> **Your task**: Search the material for the string "муниципальных" and copy each line where it occurs.

○ ○ ○

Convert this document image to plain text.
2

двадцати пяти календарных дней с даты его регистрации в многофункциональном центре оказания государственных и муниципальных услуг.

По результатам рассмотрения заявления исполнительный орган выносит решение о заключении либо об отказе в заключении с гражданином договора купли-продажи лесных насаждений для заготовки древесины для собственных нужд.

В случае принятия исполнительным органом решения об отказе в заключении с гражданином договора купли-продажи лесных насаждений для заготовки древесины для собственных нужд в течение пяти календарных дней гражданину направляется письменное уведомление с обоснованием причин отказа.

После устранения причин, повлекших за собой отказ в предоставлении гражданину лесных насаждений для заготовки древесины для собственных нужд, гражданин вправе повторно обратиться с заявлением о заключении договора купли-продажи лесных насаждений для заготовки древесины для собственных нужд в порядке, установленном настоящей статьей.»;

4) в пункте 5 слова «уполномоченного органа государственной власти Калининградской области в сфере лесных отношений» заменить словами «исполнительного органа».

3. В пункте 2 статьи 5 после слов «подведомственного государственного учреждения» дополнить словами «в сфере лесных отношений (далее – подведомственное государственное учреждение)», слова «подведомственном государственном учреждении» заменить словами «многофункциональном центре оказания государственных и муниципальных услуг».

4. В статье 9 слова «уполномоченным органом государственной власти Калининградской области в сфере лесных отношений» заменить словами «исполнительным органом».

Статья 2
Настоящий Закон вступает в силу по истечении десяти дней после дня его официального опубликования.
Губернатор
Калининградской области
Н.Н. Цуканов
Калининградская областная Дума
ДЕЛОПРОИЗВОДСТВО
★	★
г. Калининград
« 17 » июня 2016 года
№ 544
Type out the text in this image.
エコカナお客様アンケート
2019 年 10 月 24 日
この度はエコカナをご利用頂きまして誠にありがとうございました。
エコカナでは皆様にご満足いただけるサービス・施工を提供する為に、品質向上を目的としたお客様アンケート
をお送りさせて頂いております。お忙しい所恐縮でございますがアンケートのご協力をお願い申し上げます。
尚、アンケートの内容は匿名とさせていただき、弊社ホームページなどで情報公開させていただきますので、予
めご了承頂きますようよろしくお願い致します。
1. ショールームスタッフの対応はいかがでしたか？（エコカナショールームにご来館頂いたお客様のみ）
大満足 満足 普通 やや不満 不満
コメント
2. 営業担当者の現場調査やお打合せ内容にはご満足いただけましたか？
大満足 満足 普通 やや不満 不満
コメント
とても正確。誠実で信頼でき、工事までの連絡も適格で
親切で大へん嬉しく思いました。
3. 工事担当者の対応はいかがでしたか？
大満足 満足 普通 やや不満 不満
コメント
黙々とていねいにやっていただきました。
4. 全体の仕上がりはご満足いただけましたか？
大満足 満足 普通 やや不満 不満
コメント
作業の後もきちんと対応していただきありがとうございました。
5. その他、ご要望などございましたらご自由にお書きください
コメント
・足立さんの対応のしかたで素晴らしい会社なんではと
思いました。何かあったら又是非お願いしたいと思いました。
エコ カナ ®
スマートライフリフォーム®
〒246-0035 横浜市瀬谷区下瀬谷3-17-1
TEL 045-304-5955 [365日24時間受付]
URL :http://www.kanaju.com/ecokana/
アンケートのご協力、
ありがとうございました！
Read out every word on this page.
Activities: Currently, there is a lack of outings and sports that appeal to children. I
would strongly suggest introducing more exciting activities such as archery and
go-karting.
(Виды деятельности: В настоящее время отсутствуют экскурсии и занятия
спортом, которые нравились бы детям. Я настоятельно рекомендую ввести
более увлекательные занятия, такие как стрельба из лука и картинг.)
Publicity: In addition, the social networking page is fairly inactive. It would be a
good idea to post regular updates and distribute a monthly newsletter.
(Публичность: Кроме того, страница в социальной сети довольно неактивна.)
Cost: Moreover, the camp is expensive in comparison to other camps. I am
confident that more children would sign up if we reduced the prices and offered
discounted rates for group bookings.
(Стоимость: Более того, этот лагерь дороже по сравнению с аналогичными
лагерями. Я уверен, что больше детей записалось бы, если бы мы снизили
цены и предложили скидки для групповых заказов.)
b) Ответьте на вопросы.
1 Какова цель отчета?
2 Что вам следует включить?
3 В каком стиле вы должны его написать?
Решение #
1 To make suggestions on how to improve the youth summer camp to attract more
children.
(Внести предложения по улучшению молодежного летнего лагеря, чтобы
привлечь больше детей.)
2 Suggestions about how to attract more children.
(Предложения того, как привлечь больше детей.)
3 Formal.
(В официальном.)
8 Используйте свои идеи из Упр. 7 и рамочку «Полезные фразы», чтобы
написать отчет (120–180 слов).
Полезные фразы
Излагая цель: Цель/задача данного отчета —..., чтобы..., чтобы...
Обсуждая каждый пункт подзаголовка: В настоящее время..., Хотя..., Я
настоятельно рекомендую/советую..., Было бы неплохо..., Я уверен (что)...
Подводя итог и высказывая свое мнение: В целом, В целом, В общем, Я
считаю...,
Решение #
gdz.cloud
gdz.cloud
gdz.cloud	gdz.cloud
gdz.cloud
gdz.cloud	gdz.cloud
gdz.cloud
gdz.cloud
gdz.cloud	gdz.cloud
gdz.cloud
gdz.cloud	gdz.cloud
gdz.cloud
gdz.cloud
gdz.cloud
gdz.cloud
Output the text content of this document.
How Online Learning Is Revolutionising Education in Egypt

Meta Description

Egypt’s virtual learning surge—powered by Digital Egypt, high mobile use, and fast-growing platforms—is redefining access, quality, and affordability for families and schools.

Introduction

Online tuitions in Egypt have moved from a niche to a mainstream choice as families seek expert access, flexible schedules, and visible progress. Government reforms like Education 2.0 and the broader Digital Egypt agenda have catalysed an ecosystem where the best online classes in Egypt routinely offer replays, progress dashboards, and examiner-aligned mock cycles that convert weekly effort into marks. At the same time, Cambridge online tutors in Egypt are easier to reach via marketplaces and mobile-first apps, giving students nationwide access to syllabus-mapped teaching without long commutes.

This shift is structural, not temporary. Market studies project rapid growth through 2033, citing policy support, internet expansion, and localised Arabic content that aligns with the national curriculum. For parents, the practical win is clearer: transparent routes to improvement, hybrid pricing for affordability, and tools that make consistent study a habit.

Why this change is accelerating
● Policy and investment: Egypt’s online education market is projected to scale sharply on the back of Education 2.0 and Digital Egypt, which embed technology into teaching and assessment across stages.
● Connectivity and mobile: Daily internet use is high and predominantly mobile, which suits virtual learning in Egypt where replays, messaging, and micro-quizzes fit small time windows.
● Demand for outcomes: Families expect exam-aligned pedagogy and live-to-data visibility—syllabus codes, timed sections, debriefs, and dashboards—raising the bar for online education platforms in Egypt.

○ ○ ○

> **Final answer**:
двадцати пяти календарных дней с даты его регистрации в многофункциональном центре оказания государственных и муниципальных услуг.
3. В пункте 2 статьи 5 после слов «подведомственного государственного учреждения» дополнить словами «в сфере лесных отношений (далее – подведомственное государственное учреждение)», слова «подведомственном государственном учреждении» заменить словами «многофункциональном центре оказания государственных и муниципальных услуг».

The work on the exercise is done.